- [TO BE DONE] Copy out every line in the entries below that includes "双击批量搜索".

Data excerpts

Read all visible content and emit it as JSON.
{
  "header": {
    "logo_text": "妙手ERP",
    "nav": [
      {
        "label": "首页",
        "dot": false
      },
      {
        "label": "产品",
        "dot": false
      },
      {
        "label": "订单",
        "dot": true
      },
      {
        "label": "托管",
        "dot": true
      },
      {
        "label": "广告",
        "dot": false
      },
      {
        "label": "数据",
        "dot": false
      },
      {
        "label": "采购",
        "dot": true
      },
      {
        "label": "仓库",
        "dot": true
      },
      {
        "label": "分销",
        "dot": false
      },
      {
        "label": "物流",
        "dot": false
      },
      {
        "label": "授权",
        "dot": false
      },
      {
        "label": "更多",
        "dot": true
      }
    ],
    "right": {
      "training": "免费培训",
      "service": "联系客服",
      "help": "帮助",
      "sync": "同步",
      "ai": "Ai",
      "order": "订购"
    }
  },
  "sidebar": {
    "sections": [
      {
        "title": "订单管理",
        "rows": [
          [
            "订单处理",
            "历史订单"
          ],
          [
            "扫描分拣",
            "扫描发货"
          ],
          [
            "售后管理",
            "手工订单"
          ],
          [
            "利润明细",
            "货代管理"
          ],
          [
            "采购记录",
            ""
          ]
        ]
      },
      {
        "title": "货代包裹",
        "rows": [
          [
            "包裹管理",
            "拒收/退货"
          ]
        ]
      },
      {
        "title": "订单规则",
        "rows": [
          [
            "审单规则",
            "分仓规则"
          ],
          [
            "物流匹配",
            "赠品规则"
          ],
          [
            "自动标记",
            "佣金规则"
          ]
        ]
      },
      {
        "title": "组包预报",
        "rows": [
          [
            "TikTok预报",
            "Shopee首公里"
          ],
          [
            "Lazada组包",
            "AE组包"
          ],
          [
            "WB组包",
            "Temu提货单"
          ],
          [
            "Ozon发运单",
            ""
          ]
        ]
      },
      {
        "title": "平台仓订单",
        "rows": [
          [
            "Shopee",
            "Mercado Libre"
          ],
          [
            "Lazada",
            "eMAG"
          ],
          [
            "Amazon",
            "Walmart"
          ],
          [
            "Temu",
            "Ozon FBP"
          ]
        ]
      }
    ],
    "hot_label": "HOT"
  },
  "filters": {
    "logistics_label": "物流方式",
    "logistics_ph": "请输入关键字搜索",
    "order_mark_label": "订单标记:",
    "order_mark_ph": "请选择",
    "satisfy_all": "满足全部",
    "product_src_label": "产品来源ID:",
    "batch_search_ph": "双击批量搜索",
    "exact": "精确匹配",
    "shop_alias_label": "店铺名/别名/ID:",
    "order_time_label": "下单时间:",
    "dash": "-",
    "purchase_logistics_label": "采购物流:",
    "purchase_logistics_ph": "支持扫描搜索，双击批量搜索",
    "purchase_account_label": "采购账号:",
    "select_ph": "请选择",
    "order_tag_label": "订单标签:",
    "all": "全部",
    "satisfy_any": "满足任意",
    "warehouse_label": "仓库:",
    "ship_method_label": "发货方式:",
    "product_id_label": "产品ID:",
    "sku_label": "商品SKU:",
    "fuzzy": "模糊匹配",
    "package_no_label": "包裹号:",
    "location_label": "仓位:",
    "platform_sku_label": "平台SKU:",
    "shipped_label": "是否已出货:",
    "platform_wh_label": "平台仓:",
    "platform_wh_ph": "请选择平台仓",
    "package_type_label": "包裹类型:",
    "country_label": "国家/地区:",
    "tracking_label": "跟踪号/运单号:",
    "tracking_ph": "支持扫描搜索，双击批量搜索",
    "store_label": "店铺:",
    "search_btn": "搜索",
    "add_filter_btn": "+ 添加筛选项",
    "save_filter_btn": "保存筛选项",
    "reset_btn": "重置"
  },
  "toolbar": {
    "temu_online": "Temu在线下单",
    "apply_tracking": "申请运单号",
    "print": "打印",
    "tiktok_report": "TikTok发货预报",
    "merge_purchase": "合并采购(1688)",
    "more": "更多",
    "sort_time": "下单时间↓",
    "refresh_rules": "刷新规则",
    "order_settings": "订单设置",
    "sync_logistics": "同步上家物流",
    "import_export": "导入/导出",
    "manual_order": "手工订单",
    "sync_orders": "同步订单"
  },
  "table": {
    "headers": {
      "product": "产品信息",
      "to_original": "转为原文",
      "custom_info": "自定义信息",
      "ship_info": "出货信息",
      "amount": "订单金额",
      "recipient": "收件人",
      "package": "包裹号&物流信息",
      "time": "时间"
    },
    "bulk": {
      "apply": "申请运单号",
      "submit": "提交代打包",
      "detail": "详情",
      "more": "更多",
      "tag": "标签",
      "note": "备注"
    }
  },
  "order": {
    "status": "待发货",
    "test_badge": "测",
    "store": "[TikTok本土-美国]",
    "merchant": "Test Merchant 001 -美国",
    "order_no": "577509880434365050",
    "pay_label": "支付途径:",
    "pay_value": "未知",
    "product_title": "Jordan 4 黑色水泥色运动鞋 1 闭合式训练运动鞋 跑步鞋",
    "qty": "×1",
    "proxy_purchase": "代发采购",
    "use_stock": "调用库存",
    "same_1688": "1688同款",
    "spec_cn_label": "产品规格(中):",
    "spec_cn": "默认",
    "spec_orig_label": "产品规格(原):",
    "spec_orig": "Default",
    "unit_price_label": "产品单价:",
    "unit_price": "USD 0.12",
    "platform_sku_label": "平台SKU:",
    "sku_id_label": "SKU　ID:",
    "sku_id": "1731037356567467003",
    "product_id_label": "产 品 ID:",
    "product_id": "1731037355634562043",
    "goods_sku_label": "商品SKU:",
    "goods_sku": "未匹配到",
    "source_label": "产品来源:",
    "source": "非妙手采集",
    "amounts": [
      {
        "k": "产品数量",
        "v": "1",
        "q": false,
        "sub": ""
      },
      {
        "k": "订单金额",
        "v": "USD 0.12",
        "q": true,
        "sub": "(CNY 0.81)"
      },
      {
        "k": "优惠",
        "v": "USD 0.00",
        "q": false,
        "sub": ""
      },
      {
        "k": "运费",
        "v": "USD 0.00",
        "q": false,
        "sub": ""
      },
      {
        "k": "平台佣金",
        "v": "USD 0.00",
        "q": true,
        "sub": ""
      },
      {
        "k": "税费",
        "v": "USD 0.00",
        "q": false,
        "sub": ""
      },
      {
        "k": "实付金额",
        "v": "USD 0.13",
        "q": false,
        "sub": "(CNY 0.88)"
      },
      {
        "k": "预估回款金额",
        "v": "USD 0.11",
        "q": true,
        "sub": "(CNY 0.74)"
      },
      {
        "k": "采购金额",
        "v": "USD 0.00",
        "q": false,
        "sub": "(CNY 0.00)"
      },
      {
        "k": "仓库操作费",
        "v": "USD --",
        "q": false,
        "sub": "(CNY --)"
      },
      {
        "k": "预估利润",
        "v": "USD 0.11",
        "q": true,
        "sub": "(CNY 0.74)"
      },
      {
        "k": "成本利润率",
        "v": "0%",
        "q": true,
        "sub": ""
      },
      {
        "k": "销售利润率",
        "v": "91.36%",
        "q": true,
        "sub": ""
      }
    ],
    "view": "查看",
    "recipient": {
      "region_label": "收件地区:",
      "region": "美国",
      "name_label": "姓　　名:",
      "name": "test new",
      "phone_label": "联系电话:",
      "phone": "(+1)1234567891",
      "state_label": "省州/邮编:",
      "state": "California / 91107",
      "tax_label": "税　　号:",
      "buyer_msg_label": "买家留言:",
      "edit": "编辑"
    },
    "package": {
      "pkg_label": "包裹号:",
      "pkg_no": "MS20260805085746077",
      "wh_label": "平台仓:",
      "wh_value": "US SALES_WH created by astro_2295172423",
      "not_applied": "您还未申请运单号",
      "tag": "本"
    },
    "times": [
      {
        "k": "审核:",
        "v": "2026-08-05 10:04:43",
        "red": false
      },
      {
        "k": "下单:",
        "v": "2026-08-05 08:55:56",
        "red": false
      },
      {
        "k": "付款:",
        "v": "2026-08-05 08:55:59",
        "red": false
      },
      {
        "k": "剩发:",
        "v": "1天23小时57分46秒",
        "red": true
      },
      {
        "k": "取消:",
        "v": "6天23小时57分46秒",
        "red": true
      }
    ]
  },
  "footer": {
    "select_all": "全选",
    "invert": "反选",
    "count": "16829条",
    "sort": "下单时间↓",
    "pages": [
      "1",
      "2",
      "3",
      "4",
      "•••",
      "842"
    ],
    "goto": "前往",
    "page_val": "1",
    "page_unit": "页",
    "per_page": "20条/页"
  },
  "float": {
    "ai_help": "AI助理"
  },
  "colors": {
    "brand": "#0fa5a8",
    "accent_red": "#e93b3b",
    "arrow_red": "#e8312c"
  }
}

- [OUTPUT]
    "batch_search_ph": "双击批量搜索",
    "purchase_logistics_ph": "支持扫描搜索，双击批量搜索",
    "tracking_ph": "支持扫描搜索，双击批量搜索",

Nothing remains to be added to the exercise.